━━ Exercise materials

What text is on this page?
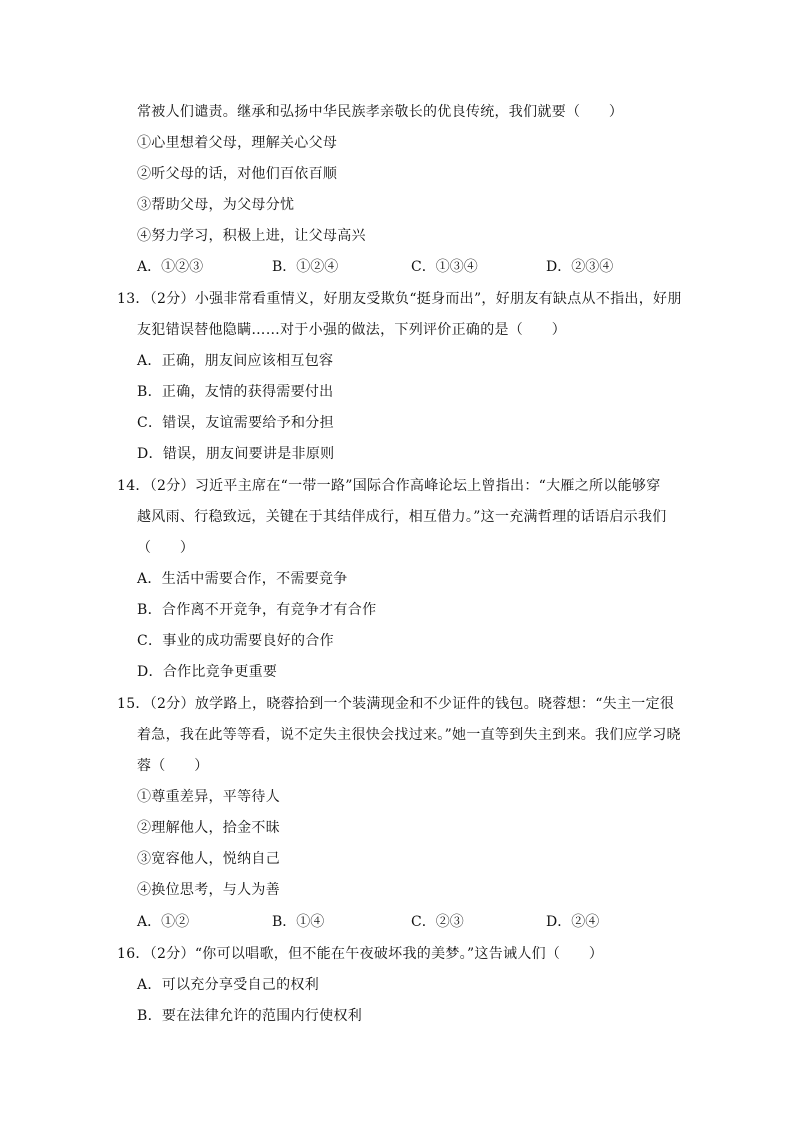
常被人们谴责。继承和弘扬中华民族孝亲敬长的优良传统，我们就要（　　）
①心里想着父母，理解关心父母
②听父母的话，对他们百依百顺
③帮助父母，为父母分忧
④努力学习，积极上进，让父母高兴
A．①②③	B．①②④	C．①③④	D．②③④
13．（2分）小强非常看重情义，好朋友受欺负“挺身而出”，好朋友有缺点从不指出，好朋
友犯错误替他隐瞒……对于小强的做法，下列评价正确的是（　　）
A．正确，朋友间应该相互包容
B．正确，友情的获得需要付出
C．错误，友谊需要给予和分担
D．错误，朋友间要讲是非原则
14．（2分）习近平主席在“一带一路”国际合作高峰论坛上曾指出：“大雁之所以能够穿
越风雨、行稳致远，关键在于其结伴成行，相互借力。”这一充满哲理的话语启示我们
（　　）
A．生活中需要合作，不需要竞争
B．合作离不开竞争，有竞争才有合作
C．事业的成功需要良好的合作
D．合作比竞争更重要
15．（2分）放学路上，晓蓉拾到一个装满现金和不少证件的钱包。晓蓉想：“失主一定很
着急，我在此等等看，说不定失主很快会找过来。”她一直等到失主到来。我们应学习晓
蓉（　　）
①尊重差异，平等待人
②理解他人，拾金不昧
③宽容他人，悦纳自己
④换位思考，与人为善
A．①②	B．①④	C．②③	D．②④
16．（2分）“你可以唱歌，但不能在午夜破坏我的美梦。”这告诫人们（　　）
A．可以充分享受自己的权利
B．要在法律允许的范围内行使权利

━━━━

◆ Work to complete:
Extract every line of the data exactly; pictures stay out.

◆ Written answer:
What text is on this page?
常被人们谴责。继承和弘扬中华民族孝亲敬长的优良传统，我们就要（　　）
①心里想着父母，理解关心父母
②听父母的话，对他们百依百顺
③帮助父母，为父母分忧
④努力学习，积极上进，让父母高兴
A．①②③	B．①②④	C．①③④	D．②③④
13．（2分）小强非常看重情义，好朋友受欺负“挺身而出”，好朋友有缺点从不指出，好朋
友犯错误替他隐瞒……对于小强的做法，下列评价正确的是（　　）
A．正确，朋友间应该相互包容
B．正确，友情的获得需要付出
C．错误，友谊需要给予和分担
D．错误，朋友间要讲是非原则
14．（2分）习近平主席在“一带一路”国际合作高峰论坛上曾指出：“大雁之所以能够穿
越风雨、行稳致远，关键在于其结伴成行，相互借力。”这一充满哲理的话语启示我们
（　　）
A．生活中需要合作，不需要竞争
B．合作离不开竞争，有竞争才有合作
C．事业的成功需要良好的合作
D．合作比竞争更重要
15．（2分）放学路上，晓蓉拾到一个装满现金和不少证件的钱包。晓蓉想：“失主一定很
着急，我在此等等看，说不定失主很快会找过来。”她一直等到失主到来。我们应学习晓
蓉（　　）
①尊重差异，平等待人
②理解他人，拾金不昧
③宽容他人，悦纳自己
④换位思考，与人为善
A．①②	B．①④	C．②③	D．②④
16．（2分）“你可以唱歌，但不能在午夜破坏我的美梦。”这告诫人们（　　）
A．可以充分享受自己的权利
B．要在法律允许的范围内行使权利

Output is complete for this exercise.